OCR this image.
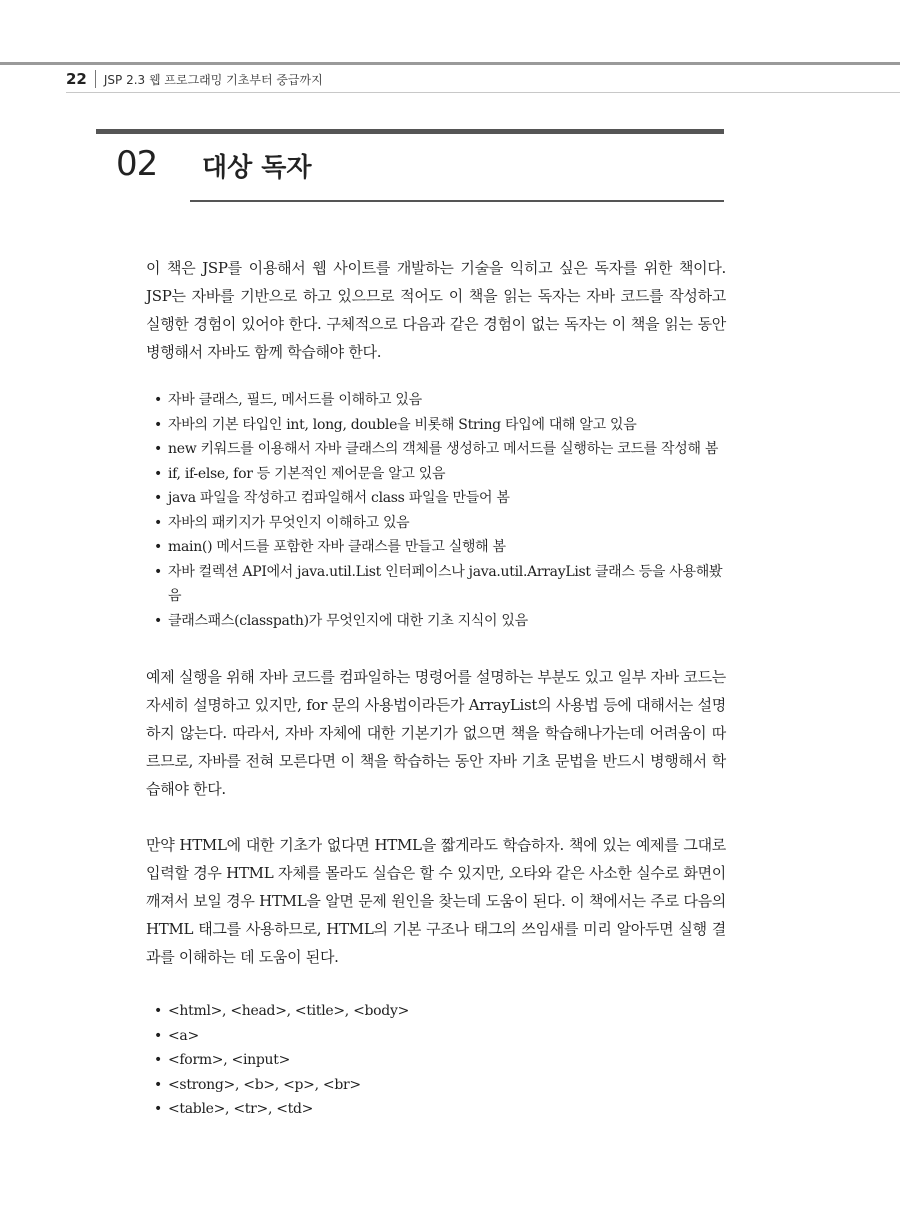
22	JSP 2.3 웹 프로그래밍 기초부터 중급까지
02 대상 독자

이 책은 JSP를 이용해서 웹 사이트를 개발하는 기술을 익히고 싶은 독자를 위한 책이다. JSP는 자바를 기반으로 하고 있으므로 적어도 이 책을 읽는 독자는 자바 코드를 작성하고 실행한 경험이 있어야 한다. 구체적으로 다음과 같은 경험이 없는 독자는 이 책을 읽는 동안 병행해서 자바도 함께 학습해야 한다.

• 자바 클래스, 필드, 메서드를 이해하고 있음
• 자바의 기본 타입인 int, long, double을 비롯해 String 타입에 대해 알고 있음
• new 키워드를 이용해서 자바 클래스의 객체를 생성하고 메서드를 실행하는 코드를 작성해 봄
• if, if-else, for 등 기본적인 제어문을 알고 있음
• java 파일을 작성하고 컴파일해서 class 파일을 만들어 봄
• 자바의 패키지가 무엇인지 이해하고 있음
• main() 메서드를 포함한 자바 클래스를 만들고 실행해 봄
• 자바 컬렉션 API에서 java.util.List 인터페이스나 java.util.ArrayList 클래스 등을 사용해봤음
• 클래스패스(classpath)가 무엇인지에 대한 기초 지식이 있음

예제 실행을 위해 자바 코드를 컴파일하는 명령어를 설명하는 부분도 있고 일부 자바 코드는 자세히 설명하고 있지만, for 문의 사용법이라든가 ArrayList의 사용법 등에 대해서는 설명하지 않는다. 따라서, 자바 자체에 대한 기본기가 없으면 책을 학습해나가는데 어려움이 따르므로, 자바를 전혀 모른다면 이 책을 학습하는 동안 자바 기초 문법을 반드시 병행해서 학습해야 한다.

만약 HTML에 대한 기초가 없다면 HTML을 짧게라도 학습하자. 책에 있는 예제를 그대로 입력할 경우 HTML 자체를 몰라도 실습은 할 수 있지만, 오타와 같은 사소한 실수로 화면이 깨져서 보일 경우 HTML을 알면 문제 원인을 찾는데 도움이 된다. 이 책에서는 주로 다음의 HTML 태그를 사용하므로, HTML의 기본 구조나 태그의 쓰임새를 미리 알아두면 실행 결과를 이해하는 데 도움이 된다.

• <html>, <head>, <title>, <body>
• <a>
• <form>, <input>
• <strong>, <b>, <p>, <br>
• <table>, <tr>, <td>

▸ **TASK OBJECTIVE**:
Scan the material above for the word "메서드를". Copy each line where it occurs.

▸ **WRITTEN SOLUTION**:
• 자바 클래스, 필드, 메서드를 이해하고 있음
• new 키워드를 이용해서 자바 클래스의 객체를 생성하고 메서드를 실행하는 코드를 작성해 봄
• main() 메서드를 포함한 자바 클래스를 만들고 실행해 봄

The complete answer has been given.